_RECORDS TO PROCESS_:
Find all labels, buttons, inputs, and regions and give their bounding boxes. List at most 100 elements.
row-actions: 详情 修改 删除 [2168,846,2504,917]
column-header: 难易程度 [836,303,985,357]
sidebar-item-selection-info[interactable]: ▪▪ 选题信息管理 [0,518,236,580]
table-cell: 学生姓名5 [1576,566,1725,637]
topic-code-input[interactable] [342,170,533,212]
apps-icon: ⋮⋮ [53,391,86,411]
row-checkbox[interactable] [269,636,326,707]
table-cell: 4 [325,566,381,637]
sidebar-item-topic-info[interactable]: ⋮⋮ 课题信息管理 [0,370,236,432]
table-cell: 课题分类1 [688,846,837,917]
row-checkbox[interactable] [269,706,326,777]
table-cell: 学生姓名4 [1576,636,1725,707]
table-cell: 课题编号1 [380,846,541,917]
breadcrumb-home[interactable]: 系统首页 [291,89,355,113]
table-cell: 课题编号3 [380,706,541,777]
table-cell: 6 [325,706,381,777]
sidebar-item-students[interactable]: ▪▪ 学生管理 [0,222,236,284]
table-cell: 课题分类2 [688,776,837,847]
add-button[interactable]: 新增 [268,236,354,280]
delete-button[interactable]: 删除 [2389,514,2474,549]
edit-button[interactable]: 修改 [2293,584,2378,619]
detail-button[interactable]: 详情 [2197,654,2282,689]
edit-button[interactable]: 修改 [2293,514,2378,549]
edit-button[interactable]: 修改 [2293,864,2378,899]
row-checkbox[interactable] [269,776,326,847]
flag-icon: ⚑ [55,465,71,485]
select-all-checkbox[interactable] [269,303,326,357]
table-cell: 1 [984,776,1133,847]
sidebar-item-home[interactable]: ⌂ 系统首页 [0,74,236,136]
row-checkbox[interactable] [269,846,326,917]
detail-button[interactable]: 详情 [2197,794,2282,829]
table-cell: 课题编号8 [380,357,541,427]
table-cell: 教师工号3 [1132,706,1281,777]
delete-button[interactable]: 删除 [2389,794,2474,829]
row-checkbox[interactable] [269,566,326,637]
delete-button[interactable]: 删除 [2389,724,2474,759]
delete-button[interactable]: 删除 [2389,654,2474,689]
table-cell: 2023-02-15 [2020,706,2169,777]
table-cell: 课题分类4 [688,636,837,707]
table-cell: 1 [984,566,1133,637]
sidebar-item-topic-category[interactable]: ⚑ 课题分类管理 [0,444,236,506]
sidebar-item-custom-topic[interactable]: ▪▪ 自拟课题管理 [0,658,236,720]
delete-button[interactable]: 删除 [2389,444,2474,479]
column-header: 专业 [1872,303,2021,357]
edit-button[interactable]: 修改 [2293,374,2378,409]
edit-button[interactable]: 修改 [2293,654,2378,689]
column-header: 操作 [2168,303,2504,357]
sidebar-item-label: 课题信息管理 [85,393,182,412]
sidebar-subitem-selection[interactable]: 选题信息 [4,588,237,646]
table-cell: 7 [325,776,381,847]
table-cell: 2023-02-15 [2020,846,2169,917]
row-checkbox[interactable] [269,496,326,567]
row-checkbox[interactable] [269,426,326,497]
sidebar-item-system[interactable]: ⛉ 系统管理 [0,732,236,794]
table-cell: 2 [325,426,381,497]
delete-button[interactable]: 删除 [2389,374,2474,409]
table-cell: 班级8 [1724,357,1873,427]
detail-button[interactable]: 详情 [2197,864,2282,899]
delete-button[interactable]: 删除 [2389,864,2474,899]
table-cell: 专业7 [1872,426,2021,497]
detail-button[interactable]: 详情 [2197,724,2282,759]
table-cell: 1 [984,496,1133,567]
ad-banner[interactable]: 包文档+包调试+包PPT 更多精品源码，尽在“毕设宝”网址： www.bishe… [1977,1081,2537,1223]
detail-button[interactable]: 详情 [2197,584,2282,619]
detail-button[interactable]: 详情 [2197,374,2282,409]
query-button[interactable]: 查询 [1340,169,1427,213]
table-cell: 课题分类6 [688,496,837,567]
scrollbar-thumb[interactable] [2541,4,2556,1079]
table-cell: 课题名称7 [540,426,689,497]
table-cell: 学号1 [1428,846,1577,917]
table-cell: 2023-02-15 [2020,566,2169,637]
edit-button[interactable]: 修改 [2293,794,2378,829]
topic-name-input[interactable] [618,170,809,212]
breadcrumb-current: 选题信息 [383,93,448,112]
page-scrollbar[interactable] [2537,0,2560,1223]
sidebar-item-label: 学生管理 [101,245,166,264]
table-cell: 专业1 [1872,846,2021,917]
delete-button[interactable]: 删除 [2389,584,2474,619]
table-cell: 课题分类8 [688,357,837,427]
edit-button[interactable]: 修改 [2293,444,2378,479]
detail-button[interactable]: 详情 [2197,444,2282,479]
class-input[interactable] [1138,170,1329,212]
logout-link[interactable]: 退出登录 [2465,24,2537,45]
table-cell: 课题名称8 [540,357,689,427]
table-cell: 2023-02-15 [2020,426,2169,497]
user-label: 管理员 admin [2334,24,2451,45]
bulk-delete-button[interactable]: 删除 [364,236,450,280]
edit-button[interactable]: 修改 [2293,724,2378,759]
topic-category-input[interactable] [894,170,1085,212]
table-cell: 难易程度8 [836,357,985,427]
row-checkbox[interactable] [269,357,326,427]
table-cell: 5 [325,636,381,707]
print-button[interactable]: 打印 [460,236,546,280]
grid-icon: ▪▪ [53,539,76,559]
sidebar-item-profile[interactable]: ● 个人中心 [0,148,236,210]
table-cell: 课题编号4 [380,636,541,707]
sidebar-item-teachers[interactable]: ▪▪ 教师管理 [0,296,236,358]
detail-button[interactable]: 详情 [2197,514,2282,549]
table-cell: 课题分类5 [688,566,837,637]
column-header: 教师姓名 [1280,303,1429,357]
==
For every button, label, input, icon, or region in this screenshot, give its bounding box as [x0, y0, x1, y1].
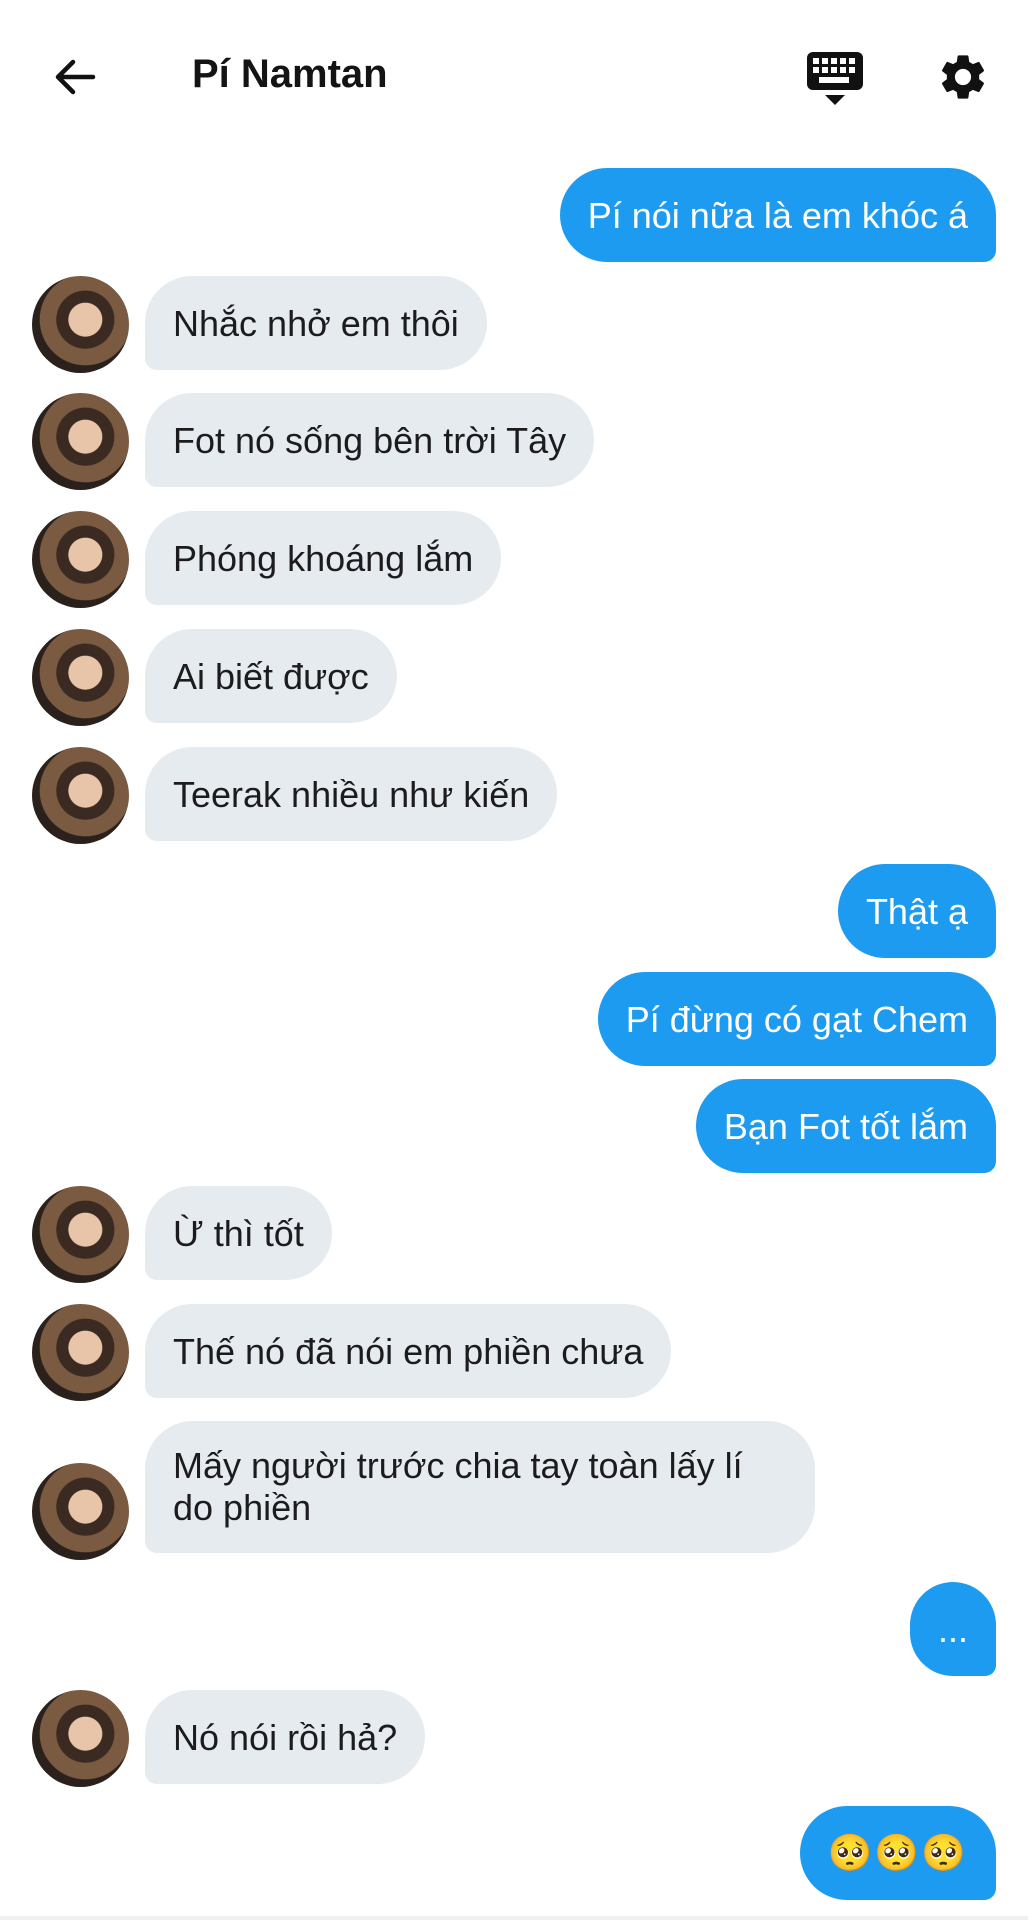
...
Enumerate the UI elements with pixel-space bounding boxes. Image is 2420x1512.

_WORK TO BE COMPLETED_: Arrange the lines of the rows above as a numbered list, from the line with "Find all labels, buttons, inputs, and" up to and including the line with "sidebar-item-topic-category[interactable]: ⚑ 课题分类管理", and drop any blank lines. Include no other lines.

_ANSWER TO THIS TASK_:
1. Find all labels, buttons, inputs, and regions and give their bounding boxes. List at most 100 elements.
2. row-actions: 详情 修改 删除 [2168,846,2504,917]
3. column-header: 难易程度 [836,303,985,357]
4. sidebar-item-selection-info[interactable]: ▪▪ 选题信息管理 [0,518,236,580]
5. table-cell: 学生姓名5 [1576,566,1725,637]
6. topic-code-input[interactable] [342,170,533,212]
7. apps-icon: ⋮⋮ [53,391,86,411]
8. row-checkbox[interactable] [269,636,326,707]
9. table-cell: 4 [325,566,381,637]
10. sidebar-item-topic-info[interactable]: ⋮⋮ 课题信息管理 [0,370,236,432]
11. table-cell: 课题分类1 [688,846,837,917]
12. row-checkbox[interactable] [269,706,326,777]
13. table-cell: 学生姓名4 [1576,636,1725,707]
14. table-cell: 课题编号1 [380,846,541,917]
15. breadcrumb-home[interactable]: 系统首页 [291,89,355,113]
16. table-cell: 课题编号3 [380,706,541,777]
17. table-cell: 6 [325,706,381,777]
18. sidebar-item-students[interactable]: ▪▪ 学生管理 [0,222,236,284]
19. table-cell: 课题分类2 [688,776,837,847]
20. add-button[interactable]: 新增 [268,236,354,280]
21. delete-button[interactable]: 删除 [2389,514,2474,549]
22. edit-button[interactable]: 修改 [2293,584,2378,619]
23. detail-button[interactable]: 详情 [2197,654,2282,689]
24. edit-button[interactable]: 修改 [2293,514,2378,549]
25. edit-button[interactable]: 修改 [2293,864,2378,899]
26. row-checkbox[interactable] [269,776,326,847]
27. flag-icon: ⚑ [55,465,71,485]
28. select-all-checkbox[interactable] [269,303,326,357]
29. table-cell: 1 [984,776,1133,847]
30. sidebar-item-home[interactable]: ⌂ 系统首页 [0,74,236,136]
31. row-checkbox[interactable] [269,846,326,917]
32. detail-button[interactable]: 详情 [2197,794,2282,829]
33. table-cell: 课题编号8 [380,357,541,427]
34. table-cell: 教师工号3 [1132,706,1281,777]
35. delete-button[interactable]: 删除 [2389,794,2474,829]
36. row-checkbox[interactable] [269,566,326,637]
37. delete-button[interactable]: 删除 [2389,724,2474,759]
38. delete-button[interactable]: 删除 [2389,654,2474,689]
39. table-cell: 2023-02-15 [2020,706,2169,777]
40. table-cell: 课题分类4 [688,636,837,707]
41. table-cell: 1 [984,566,1133,637]
42. sidebar-item-topic-category[interactable]: ⚑ 课题分类管理 [0,444,236,506]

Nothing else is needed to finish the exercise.